**Recorded data:**
[BEGIN]

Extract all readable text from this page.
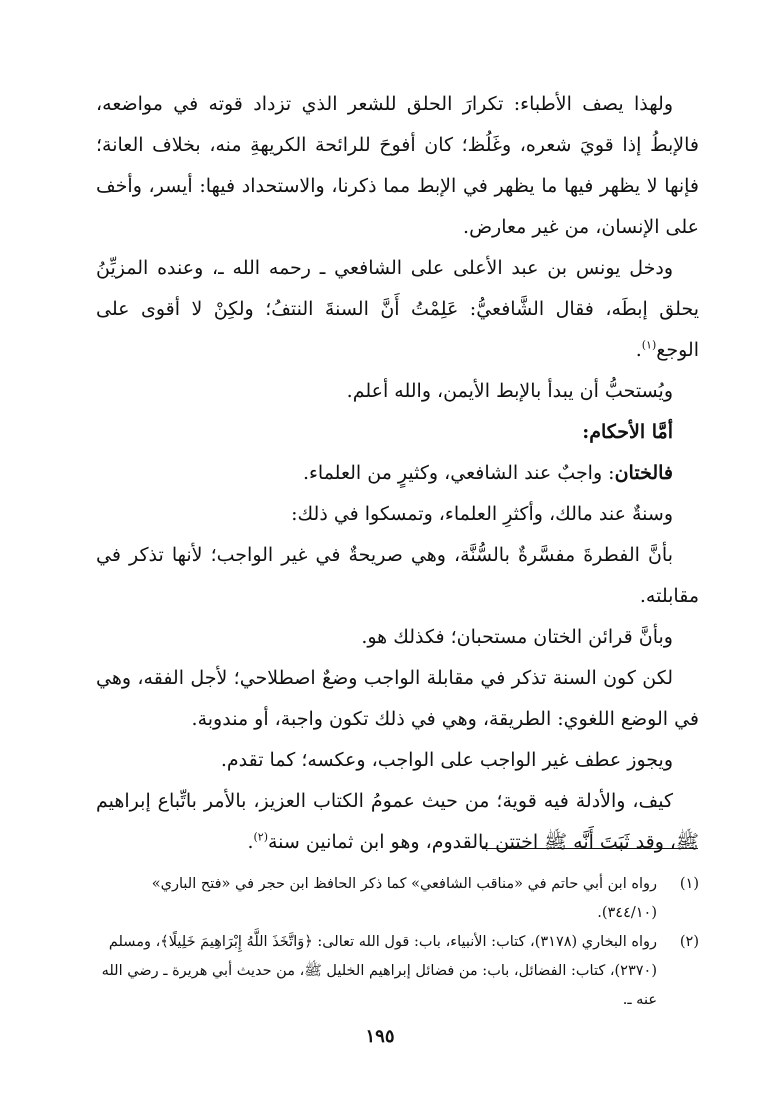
ولهذا يصف الأطباء: تكرارَ الحلق للشعر الذي تزداد قوته في مواضعه، فالإبطُ إذا قويَ شعره، وغَلُظ؛ كان أفوحَ للرائحة الكريهةِ منه، بخلاف العانة؛ فإنها لا يظهر فيها ما يظهر في الإبط مما ذكرنا، والاستحداد فيها: أيسر، وأخف على الإنسان، من غير معارض.

ودخل يونس بن عبد الأعلى على الشافعي ـ رحمه الله ـ، وعنده المزيِّنُ يحلق إبطَه، فقال الشَّافعيُّ: عَلِمْتُ أَنَّ السنةَ النتفُ؛ ولكِنْ لا أقوى على الوجع$^{(١)}$.

ويُستحبُّ أن يبدأ بالإبط الأيمن، والله أعلم.

أمَّا الأحكام:

فالختان: واجبٌ عند الشافعي، وكثيرٍ من العلماء.

وسنةٌ عند مالك، وأكثرِ العلماء، وتمسكوا في ذلك:

بأنَّ الفطرةَ مفسَّرةٌ بالسُّنَّة، وهي صريحةٌ في غير الواجب؛ لأنها تذكر في مقابلته.

وبأنَّ قرائن الختان مستحبان؛ فكذلك هو.

لكن كون السنة تذكر في مقابلة الواجب وضعٌ اصطلاحي؛ لأجل الفقه، وهي في الوضع اللغوي: الطريقة، وهي في ذلك تكون واجبة، أو مندوبة.

ويجوز عطف غير الواجب على الواجب، وعكسه؛ كما تقدم.

كيف، والأدلة فيه قوية؛ من حيث عمومُ الكتاب العزيز، بالأمر باتِّباع إبراهيم ﷺ، وقد ثَبَتَ أَنَّه ﷺ اختتن بالقدوم، وهو ابن ثمانين سنة$^{(٢)}$.

(١)
رواه ابن أبي حاتم في «مناقب الشافعي» كما ذكر الحافظ ابن حجر في «فتح الباري» (٣٤٤/١٠).

(٢)
رواه البخاري (٣١٧٨)، كتاب: الأنبياء، باب: قول الله تعالى: ﴿وَاتَّخَذَ اللَّهُ إِبْرَاهِيمَ خَلِيلًا﴾، ومسلم (٢٣٧٠)، كتاب: الفضائل، باب: من فضائل إبراهيم الخليل ﷺ، من حديث أبي هريرة ـ رضي الله عنه ـ.

١٩٥
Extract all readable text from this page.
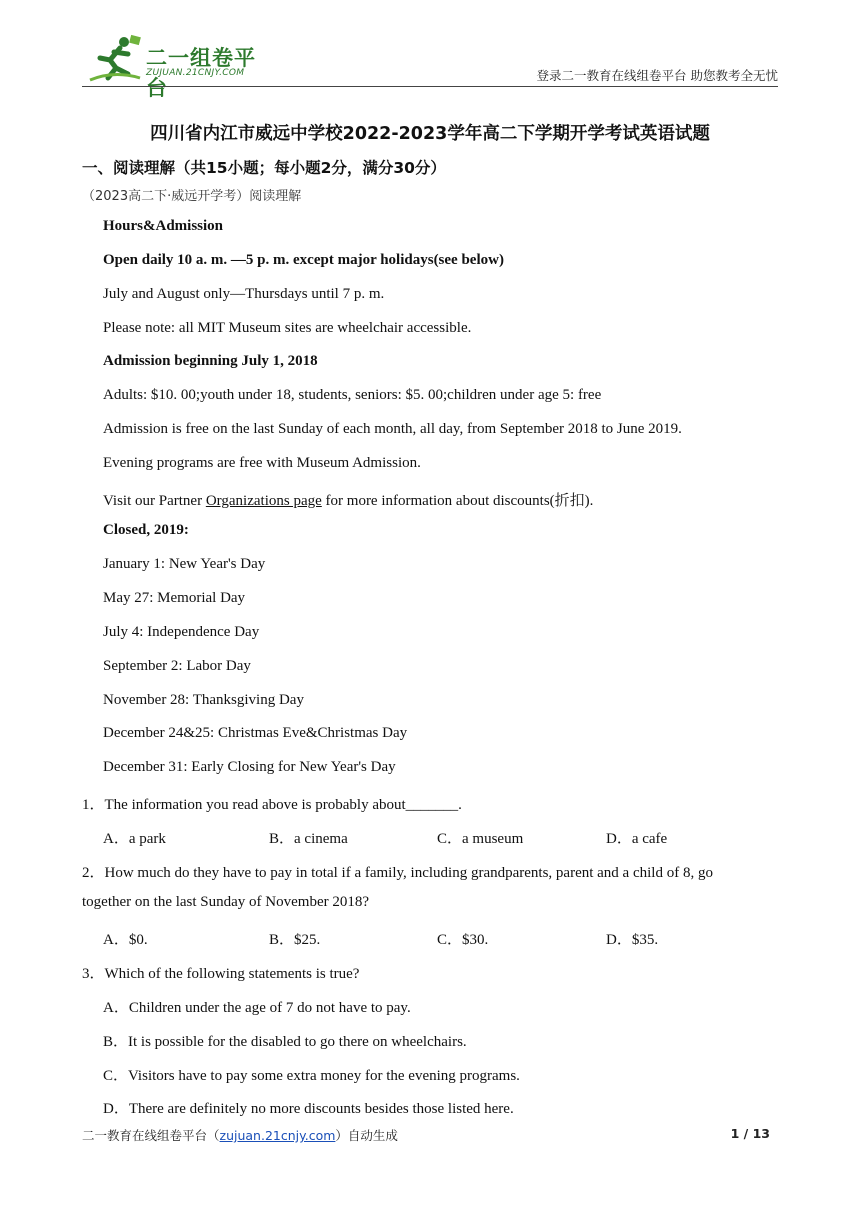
二一组卷平台
ZUJUAN.21CNJY.COM	登录二一教育在线组卷平台 助您教考全无忧
四川省内江市威远中学校2022-2023学年高二下学期开学考试英语试题
一、阅读理解（共15小题；每小题2分，满分30分）
（2023高二下·威远开学考）阅读理解
Hours&Admission
Open daily 10 a. m. —5 p. m. except major holidays(see below)
July and August only—Thursdays until 7 p. m.
Please note: all MIT Museum sites are wheelchair accessible.
Admission beginning July 1, 2018
Adults: $10. 00;youth under 18, students, seniors: $5. 00;children under age 5: free
Admission is free on the last Sunday of each month, all day, from September 2018 to June 2019.
Evening programs are free with Museum Admission.
Visit our Partner Organizations page for more information about discounts(折扣).
Closed, 2019:
January 1: New Year's Day
May 27: Memorial Day
July 4: Independence Day
September 2: Labor Day
November 28: Thanksgiving Day
December 24&25: Christmas Eve&Christmas Day
December 31: Early Closing for New Year's Day
1．The information you read above is probably about_______.
A．a park	B．a cinema	C．a museum	D．a cafe
2．How much do they have to pay in total if a family, including grandparents, parent and a child of 8, go
together on the last Sunday of November 2018?
A．$0.	B．$25.	C．$30.	D．$35.
3．Which of the following statements is true?
A．Children under the age of 7 do not have to pay.
B．It is possible for the disabled to go there on wheelchairs.
C．Visitors have to pay some extra money for the evening programs.
D．There are definitely no more discounts besides those listed here.
二一教育在线组卷平台（zujuan.21cnjy.com）自动生成	1 / 13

[END]

**Exercise:**
Tally the lines holding the string "阅读理解" and give only the count.

**Worked solution:**
2